* Given data *
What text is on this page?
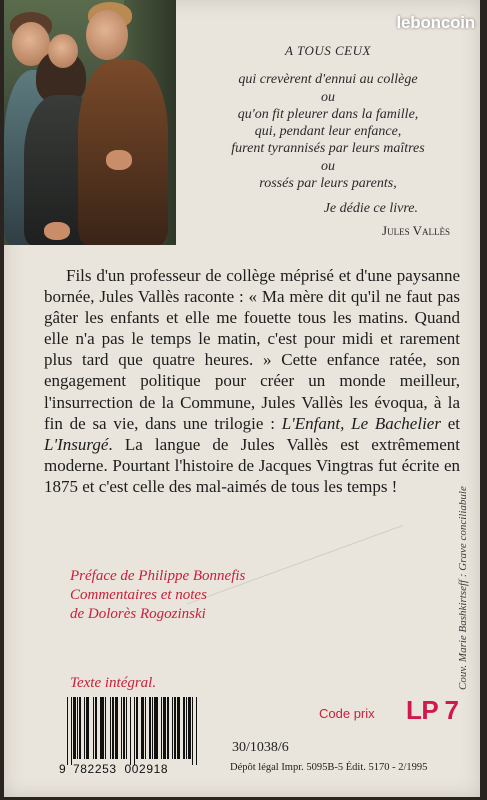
A TOUS CEUX
qui crevèrent d'ennui au collège
ou
qu'on fit pleurer dans la famille,
qui, pendant leur enfance,
furent tyrannisés par leurs maîtres
ou
rossés par leurs parents,
Je dédie ce livre.
Jules Vallès

Fils d'un professeur de collège méprisé et d'une paysanne bornée, Jules Vallès raconte : « Ma mère dit qu'il ne faut pas gâter les enfants et elle me fouette tous les matins. Quand elle n'a pas le temps le matin, c'est pour midi et rarement plus tard que quatre heures. » Cette enfance ratée, son engagement politique pour créer un monde meilleur, l'insurrection de la Commune, Jules Vallès les évoqua, à la fin de sa vie, dans une trilogie : L'Enfant, Le Bachelier et L'Insurgé. La langue de Jules Vallès est extrêmement moderne. Pourtant l'histoire de Jacques Vingtras fut écrite en 1875 et c'est celle des mal-aimés de tous les temps !

Préface de Philippe Bonnefis
Commentaires et notes
de Dolorès Rogozinski
Texte intégral.	Couv. Marie Bashkirtseff : Grave conciliabule
Code prix LP 7
9 782253  002918
30/1038/6
Dépôt légal Impr. 5095B-5 Édit. 5170 - 2/1995
leboncoin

* What this task involves *
Write every entry out again exactly, dropping the pictures.

* Result of this exercise *
What text is on this page?
A TOUS CEUX
qui crevèrent d'ennui au collège
ou
qu'on fit pleurer dans la famille,
qui, pendant leur enfance,
furent tyrannisés par leurs maîtres
ou
rossés par leurs parents,
Je dédie ce livre.
Jules Vallès

Fils d'un professeur de collège méprisé et d'une paysanne bornée, Jules Vallès raconte : « Ma mère dit qu'il ne faut pas gâter les enfants et elle me fouette tous les matins. Quand elle n'a pas le temps le matin, c'est pour midi et rarement plus tard que quatre heures. » Cette enfance ratée, son engagement politique pour créer un monde meilleur, l'insurrection de la Commune, Jules Vallès les évoqua, à la fin de sa vie, dans une trilogie : L'Enfant, Le Bachelier et L'Insurgé. La langue de Jules Vallès est extrêmement moderne. Pourtant l'histoire de Jacques Vingtras fut écrite en 1875 et c'est celle des mal-aimés de tous les temps !

Préface de Philippe Bonnefis
Commentaires et notes
de Dolorès Rogozinski
Texte intégral.	Couv. Marie Bashkirtseff : Grave conciliabule
Code prix LP 7
9 782253  002918
30/1038/6
Dépôt légal Impr. 5095B-5 Édit. 5170 - 2/1995
leboncoin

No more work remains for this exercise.